--- Exercise ---
Across the listing below, count the lines that mention the string "simbólica". Reply with the figure only.

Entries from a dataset
-*-*-

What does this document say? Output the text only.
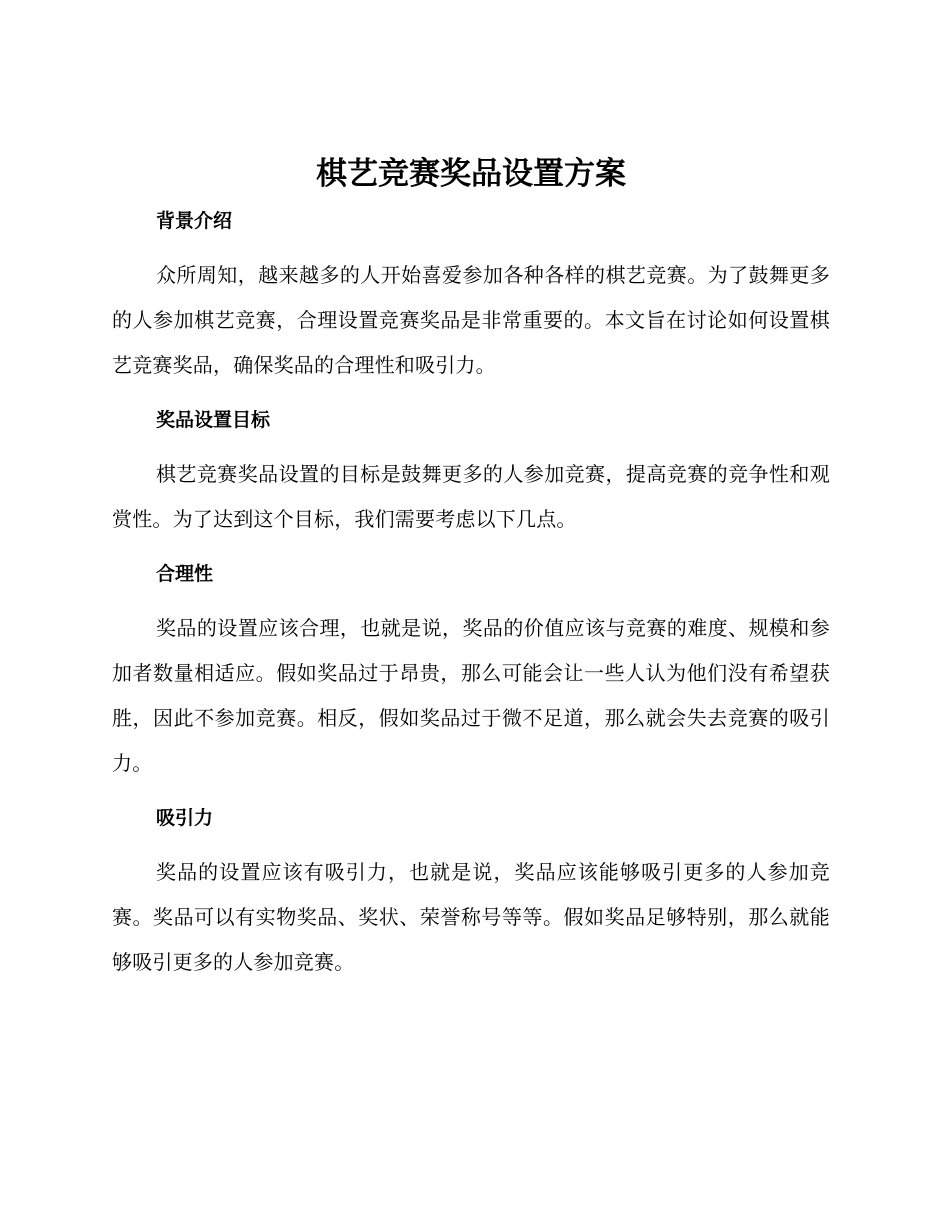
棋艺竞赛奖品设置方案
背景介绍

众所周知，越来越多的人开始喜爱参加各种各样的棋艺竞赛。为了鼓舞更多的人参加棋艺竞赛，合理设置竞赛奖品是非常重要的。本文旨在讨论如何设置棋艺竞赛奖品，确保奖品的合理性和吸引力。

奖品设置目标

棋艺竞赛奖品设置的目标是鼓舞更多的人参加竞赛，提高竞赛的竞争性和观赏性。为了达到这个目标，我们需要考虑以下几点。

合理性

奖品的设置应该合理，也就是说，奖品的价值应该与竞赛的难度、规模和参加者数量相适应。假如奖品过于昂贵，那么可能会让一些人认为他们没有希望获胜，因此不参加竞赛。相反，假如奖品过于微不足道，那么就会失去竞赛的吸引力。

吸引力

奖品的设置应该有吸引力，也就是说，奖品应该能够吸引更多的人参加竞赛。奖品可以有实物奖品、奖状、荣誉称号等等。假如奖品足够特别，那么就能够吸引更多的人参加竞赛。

-*-*-

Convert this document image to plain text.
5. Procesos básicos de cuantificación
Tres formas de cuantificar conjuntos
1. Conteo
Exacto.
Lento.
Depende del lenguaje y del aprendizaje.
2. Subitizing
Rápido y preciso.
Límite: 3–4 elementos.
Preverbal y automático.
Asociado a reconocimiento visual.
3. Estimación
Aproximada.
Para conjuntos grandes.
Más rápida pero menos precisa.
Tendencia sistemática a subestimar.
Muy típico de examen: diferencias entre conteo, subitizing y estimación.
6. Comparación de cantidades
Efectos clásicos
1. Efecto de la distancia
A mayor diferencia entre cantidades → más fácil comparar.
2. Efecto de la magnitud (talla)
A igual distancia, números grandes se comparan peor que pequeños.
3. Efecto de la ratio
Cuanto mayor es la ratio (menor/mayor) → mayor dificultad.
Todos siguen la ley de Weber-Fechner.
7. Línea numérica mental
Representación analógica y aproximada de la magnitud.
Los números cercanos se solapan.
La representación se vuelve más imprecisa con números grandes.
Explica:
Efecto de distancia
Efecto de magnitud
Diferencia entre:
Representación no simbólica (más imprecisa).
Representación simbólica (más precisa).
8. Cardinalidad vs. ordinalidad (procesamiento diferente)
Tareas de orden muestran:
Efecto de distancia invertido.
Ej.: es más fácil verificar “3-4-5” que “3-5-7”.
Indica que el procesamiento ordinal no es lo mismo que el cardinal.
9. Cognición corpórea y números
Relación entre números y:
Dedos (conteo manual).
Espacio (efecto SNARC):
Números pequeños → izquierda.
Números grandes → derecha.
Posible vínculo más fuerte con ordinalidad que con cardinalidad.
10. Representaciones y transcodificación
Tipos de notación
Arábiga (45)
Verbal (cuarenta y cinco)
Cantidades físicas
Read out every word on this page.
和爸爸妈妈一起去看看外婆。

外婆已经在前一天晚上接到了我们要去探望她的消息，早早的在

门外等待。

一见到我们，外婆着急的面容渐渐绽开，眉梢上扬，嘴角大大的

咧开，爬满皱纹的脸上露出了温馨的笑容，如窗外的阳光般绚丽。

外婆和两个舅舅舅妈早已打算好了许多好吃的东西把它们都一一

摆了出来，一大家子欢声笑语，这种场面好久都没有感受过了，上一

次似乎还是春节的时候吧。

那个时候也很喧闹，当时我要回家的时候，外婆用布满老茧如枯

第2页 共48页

-*-*-

--- Expected answer ---
2